WORK TO DO:
List each line of the data in which the string "朝花夕拾" appears.

EXERCISE INPUT:
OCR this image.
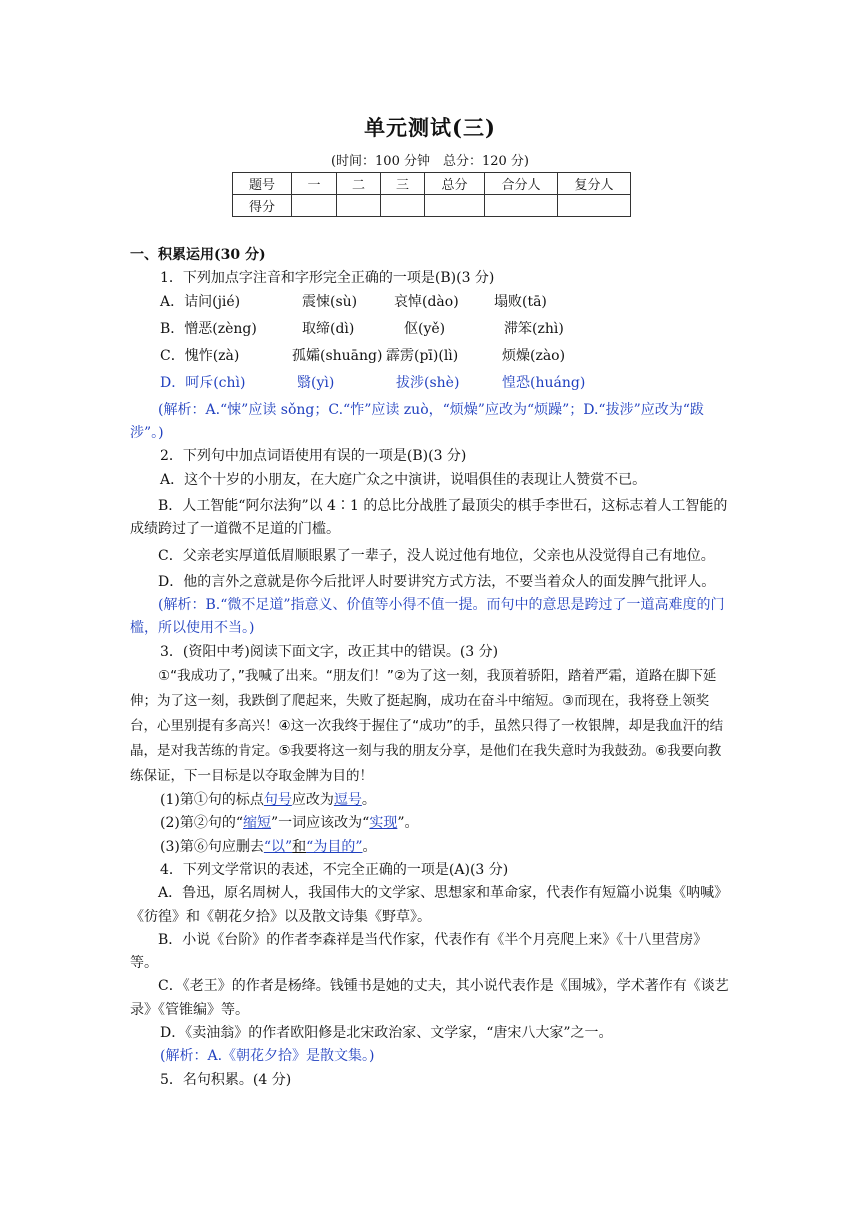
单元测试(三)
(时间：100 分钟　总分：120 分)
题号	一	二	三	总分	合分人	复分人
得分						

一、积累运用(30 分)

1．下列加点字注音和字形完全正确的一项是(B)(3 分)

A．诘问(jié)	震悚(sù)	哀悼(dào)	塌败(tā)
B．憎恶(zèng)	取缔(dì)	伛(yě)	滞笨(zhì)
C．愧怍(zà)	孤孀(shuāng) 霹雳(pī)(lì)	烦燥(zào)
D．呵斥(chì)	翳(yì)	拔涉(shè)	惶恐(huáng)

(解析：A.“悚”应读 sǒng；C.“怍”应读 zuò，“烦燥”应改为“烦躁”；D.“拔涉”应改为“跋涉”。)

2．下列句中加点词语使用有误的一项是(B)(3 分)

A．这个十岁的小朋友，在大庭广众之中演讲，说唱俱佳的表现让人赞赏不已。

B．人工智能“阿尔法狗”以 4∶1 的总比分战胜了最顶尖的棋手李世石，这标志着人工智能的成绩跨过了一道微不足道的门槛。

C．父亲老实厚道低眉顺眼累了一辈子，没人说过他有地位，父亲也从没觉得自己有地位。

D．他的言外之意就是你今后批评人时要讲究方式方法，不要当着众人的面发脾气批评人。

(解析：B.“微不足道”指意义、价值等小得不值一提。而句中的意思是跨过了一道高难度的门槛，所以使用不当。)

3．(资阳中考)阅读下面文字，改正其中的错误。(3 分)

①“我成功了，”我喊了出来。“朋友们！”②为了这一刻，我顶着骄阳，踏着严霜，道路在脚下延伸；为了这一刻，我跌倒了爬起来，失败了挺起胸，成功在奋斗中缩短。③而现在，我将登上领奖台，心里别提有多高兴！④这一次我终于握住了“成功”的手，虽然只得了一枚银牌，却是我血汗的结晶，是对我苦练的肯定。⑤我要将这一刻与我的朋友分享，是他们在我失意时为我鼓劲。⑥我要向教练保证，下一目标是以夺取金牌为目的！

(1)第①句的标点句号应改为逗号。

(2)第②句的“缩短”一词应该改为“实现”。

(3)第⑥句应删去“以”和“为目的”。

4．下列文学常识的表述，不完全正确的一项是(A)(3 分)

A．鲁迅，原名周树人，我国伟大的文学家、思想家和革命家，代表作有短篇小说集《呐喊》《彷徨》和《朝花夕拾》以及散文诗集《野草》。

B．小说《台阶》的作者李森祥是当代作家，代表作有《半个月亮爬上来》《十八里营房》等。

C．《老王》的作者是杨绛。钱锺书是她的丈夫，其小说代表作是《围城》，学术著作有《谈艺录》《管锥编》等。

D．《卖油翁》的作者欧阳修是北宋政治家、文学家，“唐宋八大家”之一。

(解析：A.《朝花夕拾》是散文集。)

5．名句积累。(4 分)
---
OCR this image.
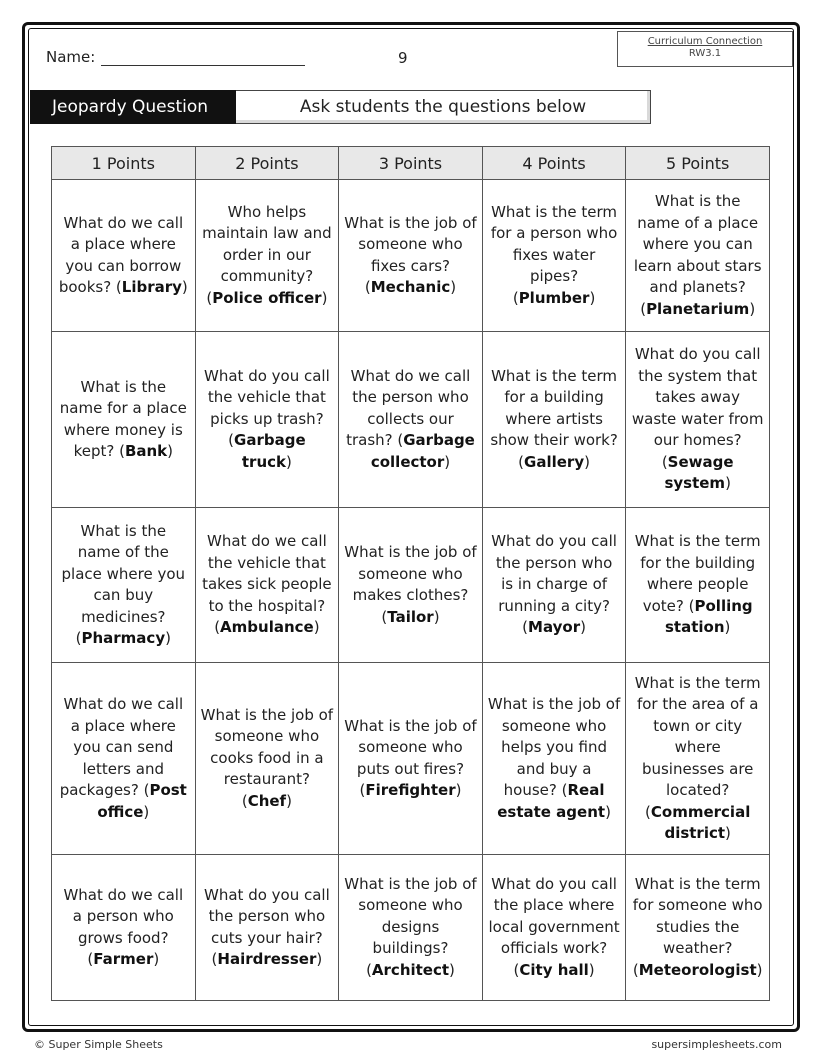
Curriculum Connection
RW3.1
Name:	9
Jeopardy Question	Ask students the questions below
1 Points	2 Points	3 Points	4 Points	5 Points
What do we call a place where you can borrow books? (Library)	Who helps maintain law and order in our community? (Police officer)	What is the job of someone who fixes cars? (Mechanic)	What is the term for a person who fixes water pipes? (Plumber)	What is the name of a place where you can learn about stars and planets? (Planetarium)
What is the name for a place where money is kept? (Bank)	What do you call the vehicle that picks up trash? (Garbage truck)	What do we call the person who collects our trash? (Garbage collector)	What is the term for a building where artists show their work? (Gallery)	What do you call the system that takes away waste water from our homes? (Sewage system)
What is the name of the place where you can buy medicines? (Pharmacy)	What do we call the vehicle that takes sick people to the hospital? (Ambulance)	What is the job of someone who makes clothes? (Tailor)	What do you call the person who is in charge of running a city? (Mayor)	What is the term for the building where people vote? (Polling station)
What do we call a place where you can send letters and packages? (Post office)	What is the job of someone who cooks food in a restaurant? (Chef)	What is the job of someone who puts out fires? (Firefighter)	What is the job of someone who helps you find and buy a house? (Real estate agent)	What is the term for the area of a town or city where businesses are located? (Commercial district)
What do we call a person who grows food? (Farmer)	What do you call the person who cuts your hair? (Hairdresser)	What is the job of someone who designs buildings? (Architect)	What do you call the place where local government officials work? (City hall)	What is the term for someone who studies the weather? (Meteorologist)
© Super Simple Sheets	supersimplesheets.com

RESULT:
A．鲁迅，原名周树人，我国伟大的文学家、思想家和革命家，代表作有短篇小说集《呐喊》《彷徨》和《朝花夕拾》以及散文诗集《野草》。
(解析：A.《朝花夕拾》是散文集。)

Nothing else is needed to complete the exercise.